→ Problem statement:
Copy each entry as it stands, leaving nothing out.

*** Given records

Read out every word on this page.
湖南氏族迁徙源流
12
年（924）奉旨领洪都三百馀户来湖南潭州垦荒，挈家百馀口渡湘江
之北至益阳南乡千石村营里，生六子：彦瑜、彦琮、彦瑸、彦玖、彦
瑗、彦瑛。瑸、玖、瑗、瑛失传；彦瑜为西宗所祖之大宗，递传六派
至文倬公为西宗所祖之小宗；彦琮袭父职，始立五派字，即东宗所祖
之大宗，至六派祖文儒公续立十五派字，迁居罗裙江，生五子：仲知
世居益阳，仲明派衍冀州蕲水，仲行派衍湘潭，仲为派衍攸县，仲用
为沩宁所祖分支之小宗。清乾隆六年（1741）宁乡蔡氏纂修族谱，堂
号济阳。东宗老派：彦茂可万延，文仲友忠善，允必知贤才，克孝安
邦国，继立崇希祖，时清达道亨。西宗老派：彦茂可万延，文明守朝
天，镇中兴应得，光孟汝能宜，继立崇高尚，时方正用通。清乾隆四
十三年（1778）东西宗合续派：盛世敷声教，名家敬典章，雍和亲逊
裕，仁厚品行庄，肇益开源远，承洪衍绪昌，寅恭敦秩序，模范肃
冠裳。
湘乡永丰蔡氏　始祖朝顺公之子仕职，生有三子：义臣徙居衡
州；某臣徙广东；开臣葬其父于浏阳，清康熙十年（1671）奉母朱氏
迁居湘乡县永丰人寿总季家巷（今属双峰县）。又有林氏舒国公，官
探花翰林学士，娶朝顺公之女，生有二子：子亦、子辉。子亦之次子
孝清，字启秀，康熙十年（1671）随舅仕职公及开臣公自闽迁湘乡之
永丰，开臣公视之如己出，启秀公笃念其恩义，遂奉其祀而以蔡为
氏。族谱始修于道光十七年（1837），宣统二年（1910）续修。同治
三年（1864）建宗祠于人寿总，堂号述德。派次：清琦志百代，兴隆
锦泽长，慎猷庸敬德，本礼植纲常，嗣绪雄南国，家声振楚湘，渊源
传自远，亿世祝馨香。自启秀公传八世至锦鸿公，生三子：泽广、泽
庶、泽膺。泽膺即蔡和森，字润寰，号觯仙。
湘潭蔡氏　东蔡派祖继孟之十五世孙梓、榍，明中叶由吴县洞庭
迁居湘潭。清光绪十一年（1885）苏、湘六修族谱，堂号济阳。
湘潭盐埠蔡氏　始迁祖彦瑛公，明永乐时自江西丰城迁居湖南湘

******

→ Response to this exercise:
Read out every word on this page.
湖南氏族迁徙源流
12
年（924）奉旨领洪都三百馀户来湖南潭州垦荒，挈家百馀口渡湘江
之北至益阳南乡千石村营里，生六子：彦瑜、彦琮、彦瑸、彦玖、彦
瑗、彦瑛。瑸、玖、瑗、瑛失传；彦瑜为西宗所祖之大宗，递传六派
至文倬公为西宗所祖之小宗；彦琮袭父职，始立五派字，即东宗所祖
之大宗，至六派祖文儒公续立十五派字，迁居罗裙江，生五子：仲知
世居益阳，仲明派衍冀州蕲水，仲行派衍湘潭，仲为派衍攸县，仲用
为沩宁所祖分支之小宗。清乾隆六年（1741）宁乡蔡氏纂修族谱，堂
号济阳。东宗老派：彦茂可万延，文仲友忠善，允必知贤才，克孝安
邦国，继立崇希祖，时清达道亨。西宗老派：彦茂可万延，文明守朝
天，镇中兴应得，光孟汝能宜，继立崇高尚，时方正用通。清乾隆四
十三年（1778）东西宗合续派：盛世敷声教，名家敬典章，雍和亲逊
裕，仁厚品行庄，肇益开源远，承洪衍绪昌，寅恭敦秩序，模范肃
冠裳。
湘乡永丰蔡氏　始祖朝顺公之子仕职，生有三子：义臣徙居衡
州；某臣徙广东；开臣葬其父于浏阳，清康熙十年（1671）奉母朱氏
迁居湘乡县永丰人寿总季家巷（今属双峰县）。又有林氏舒国公，官
探花翰林学士，娶朝顺公之女，生有二子：子亦、子辉。子亦之次子
孝清，字启秀，康熙十年（1671）随舅仕职公及开臣公自闽迁湘乡之
永丰，开臣公视之如己出，启秀公笃念其恩义，遂奉其祀而以蔡为
氏。族谱始修于道光十七年（1837），宣统二年（1910）续修。同治
三年（1864）建宗祠于人寿总，堂号述德。派次：清琦志百代，兴隆
锦泽长，慎猷庸敬德，本礼植纲常，嗣绪雄南国，家声振楚湘，渊源
传自远，亿世祝馨香。自启秀公传八世至锦鸿公，生三子：泽广、泽
庶、泽膺。泽膺即蔡和森，字润寰，号觯仙。
湘潭蔡氏　东蔡派祖继孟之十五世孙梓、榍，明中叶由吴县洞庭
迁居湘潭。清光绪十一年（1885）苏、湘六修族谱，堂号济阳。
湘潭盐埠蔡氏　始迁祖彦瑛公，明永乐时自江西丰城迁居湖南湘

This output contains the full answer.